─── Given records ───
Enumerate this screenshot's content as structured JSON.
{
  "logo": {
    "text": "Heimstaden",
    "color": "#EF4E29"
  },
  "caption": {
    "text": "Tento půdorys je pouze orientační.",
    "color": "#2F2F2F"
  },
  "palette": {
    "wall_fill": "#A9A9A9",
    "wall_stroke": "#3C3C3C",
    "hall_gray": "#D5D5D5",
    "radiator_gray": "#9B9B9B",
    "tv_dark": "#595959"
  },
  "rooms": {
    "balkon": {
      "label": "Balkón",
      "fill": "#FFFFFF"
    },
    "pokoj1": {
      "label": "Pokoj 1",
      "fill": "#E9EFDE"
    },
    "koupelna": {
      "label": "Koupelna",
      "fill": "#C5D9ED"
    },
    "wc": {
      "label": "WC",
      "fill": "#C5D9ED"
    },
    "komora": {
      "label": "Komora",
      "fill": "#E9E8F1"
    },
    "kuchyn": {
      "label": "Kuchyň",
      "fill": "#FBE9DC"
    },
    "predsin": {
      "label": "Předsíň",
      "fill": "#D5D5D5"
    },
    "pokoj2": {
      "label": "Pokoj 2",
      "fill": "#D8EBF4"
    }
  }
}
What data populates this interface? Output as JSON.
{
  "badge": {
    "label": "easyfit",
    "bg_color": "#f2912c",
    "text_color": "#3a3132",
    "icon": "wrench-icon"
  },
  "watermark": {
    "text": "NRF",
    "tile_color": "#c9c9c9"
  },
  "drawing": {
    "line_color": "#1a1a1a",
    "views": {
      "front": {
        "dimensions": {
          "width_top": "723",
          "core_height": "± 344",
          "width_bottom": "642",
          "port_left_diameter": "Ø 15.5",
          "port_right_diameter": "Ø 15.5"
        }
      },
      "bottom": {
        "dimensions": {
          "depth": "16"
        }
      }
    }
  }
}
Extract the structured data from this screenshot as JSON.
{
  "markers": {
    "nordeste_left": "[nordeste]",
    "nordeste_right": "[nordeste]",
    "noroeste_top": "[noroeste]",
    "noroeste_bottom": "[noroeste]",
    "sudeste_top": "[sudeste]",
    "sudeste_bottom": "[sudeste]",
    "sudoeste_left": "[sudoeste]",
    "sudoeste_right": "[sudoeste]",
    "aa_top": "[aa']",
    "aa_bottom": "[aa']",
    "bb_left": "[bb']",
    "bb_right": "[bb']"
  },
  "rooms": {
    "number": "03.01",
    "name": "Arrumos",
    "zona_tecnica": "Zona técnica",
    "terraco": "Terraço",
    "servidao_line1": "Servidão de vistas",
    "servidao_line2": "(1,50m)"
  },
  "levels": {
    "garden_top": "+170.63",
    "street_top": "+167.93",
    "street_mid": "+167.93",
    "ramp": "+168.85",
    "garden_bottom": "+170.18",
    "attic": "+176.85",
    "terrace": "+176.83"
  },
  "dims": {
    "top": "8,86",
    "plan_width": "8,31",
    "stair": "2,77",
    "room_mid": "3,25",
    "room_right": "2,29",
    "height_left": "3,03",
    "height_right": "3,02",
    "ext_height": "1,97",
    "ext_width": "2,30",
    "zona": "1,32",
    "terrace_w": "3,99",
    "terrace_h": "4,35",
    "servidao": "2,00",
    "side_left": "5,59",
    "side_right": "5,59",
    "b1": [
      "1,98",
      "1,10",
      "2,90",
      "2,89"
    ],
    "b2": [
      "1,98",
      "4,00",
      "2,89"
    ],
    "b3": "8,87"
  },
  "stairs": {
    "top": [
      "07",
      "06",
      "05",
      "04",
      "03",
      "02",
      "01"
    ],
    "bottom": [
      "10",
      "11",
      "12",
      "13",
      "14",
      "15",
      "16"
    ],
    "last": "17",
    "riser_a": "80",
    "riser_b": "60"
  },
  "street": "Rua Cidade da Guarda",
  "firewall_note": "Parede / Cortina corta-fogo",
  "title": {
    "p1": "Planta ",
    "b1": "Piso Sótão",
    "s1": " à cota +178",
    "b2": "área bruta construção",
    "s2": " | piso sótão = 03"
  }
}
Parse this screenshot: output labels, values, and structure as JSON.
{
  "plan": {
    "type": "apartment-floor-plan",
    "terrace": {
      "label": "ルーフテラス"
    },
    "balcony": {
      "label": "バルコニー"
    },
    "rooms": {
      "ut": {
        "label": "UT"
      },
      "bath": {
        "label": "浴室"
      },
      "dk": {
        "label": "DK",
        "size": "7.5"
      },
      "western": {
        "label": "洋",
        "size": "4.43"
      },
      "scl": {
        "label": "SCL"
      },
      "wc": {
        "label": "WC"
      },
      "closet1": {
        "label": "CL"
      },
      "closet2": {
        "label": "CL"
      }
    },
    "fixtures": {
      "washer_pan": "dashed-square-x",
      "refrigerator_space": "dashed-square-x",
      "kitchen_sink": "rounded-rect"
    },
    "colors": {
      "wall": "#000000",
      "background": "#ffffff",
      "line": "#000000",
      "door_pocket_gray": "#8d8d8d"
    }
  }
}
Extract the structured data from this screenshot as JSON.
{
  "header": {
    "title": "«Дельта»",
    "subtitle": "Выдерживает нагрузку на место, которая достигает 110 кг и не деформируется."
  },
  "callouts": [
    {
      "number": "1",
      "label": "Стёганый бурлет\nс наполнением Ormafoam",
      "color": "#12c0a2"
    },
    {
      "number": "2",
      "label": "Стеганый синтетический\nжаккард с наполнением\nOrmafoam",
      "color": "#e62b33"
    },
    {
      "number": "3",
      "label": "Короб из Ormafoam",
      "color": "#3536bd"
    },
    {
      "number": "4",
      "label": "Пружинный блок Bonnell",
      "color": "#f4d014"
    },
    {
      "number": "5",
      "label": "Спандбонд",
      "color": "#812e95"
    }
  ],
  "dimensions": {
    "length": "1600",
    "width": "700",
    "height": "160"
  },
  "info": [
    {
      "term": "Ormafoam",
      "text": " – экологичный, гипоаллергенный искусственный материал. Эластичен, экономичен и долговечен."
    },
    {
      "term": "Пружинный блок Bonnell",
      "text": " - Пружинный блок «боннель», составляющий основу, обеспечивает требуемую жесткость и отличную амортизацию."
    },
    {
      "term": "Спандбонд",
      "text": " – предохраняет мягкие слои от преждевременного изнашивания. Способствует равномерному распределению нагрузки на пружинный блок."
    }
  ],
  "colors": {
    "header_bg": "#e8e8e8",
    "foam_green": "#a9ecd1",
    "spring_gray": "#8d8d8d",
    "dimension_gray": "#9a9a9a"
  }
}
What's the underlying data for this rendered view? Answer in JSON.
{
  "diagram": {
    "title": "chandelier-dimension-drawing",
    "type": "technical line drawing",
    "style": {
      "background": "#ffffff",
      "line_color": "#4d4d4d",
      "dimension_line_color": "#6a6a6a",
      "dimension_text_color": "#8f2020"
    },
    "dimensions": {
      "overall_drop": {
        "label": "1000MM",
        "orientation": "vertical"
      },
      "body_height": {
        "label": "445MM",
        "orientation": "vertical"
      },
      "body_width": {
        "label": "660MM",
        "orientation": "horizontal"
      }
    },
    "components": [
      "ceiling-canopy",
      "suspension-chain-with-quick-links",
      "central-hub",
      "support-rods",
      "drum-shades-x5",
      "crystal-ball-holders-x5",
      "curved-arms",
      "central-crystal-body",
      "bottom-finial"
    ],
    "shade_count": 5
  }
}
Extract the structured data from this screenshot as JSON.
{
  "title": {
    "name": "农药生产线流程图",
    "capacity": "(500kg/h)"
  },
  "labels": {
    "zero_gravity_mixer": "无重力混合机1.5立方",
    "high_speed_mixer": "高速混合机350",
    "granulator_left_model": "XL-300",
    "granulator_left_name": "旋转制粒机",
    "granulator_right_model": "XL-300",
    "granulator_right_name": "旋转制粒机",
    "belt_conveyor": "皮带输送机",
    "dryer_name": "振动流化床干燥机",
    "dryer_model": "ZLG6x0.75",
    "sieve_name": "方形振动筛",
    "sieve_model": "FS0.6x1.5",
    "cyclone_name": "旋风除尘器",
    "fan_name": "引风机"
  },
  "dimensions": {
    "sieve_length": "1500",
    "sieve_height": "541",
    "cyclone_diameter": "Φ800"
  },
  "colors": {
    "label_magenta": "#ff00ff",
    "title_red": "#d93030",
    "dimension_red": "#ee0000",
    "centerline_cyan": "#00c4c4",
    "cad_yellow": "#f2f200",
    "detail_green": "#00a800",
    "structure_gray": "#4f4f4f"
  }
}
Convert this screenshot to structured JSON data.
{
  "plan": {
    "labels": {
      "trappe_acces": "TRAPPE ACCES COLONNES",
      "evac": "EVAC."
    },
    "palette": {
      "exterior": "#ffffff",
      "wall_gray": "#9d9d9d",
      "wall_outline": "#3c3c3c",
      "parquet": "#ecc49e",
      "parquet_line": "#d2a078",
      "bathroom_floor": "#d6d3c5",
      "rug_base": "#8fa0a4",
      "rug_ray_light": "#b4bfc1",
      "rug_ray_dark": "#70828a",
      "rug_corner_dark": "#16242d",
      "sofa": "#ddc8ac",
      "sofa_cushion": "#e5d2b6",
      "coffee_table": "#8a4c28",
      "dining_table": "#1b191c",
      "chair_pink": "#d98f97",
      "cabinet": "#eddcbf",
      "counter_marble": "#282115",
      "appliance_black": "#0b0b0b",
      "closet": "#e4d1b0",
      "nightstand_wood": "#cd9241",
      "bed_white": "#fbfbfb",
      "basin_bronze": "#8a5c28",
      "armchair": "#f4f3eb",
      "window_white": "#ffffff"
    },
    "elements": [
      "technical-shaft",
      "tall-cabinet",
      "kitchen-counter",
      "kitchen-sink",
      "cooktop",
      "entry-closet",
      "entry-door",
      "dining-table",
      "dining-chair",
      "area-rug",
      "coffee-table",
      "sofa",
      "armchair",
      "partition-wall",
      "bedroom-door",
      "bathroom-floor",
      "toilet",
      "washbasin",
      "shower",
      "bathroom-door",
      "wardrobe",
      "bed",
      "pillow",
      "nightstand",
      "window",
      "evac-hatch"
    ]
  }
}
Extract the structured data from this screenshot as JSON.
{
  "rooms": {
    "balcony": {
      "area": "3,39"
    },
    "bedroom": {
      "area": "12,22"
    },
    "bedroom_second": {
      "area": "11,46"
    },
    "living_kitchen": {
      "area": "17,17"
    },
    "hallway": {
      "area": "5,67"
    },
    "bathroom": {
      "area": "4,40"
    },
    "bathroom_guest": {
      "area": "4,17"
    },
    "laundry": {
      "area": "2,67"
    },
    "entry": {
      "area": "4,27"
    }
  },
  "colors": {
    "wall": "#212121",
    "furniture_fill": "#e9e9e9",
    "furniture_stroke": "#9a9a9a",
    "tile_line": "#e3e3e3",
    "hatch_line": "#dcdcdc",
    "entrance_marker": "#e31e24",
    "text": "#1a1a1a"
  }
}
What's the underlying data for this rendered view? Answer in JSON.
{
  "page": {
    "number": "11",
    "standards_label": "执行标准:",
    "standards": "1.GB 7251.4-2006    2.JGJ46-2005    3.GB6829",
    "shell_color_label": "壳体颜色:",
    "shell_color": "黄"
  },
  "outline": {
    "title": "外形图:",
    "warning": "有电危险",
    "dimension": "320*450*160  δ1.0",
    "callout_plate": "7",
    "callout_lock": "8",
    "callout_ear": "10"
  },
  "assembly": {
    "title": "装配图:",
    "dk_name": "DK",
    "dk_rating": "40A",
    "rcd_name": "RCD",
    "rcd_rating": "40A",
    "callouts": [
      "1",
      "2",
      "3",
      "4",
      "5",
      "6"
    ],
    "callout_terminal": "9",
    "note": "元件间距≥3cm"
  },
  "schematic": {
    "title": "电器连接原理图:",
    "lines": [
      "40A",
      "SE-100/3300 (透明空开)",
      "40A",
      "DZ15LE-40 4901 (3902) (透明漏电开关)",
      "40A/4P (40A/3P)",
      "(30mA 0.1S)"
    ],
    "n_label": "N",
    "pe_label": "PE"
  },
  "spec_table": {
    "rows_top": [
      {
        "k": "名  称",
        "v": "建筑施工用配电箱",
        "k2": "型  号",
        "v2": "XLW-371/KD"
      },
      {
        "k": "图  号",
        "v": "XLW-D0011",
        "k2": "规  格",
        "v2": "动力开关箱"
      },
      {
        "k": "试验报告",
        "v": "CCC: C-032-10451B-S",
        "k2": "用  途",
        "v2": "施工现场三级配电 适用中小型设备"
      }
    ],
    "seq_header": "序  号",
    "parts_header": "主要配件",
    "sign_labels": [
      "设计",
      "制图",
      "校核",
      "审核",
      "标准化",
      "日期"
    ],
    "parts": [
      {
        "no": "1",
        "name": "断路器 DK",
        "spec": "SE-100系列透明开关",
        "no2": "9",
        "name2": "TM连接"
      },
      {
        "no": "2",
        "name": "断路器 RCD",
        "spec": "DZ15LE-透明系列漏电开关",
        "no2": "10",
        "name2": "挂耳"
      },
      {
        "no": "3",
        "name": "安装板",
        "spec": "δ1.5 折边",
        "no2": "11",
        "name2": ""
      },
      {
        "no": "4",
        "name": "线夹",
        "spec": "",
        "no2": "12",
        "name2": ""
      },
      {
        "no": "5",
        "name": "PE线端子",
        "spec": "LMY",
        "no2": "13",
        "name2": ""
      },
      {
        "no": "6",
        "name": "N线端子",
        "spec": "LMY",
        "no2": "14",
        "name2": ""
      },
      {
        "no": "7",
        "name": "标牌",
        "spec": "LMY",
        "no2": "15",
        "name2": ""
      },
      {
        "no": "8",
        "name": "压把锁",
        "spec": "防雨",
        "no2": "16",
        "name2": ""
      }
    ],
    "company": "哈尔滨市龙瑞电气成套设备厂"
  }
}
───
Within the listing above, find every line containing the string "блок" and return it.

      "label": "Пружинный блок Bonnell",
      "term": "Пружинный блок Bonnell",
      "text": " - Пружинный блок «боннель», составляющий основу, обеспечивает требуемую жесткость и отличную амортизацию."
      "text": " – предохраняет мягкие слои от преждевременного изнашивания. Способствует равномерному распределению нагрузки на пружинный блок."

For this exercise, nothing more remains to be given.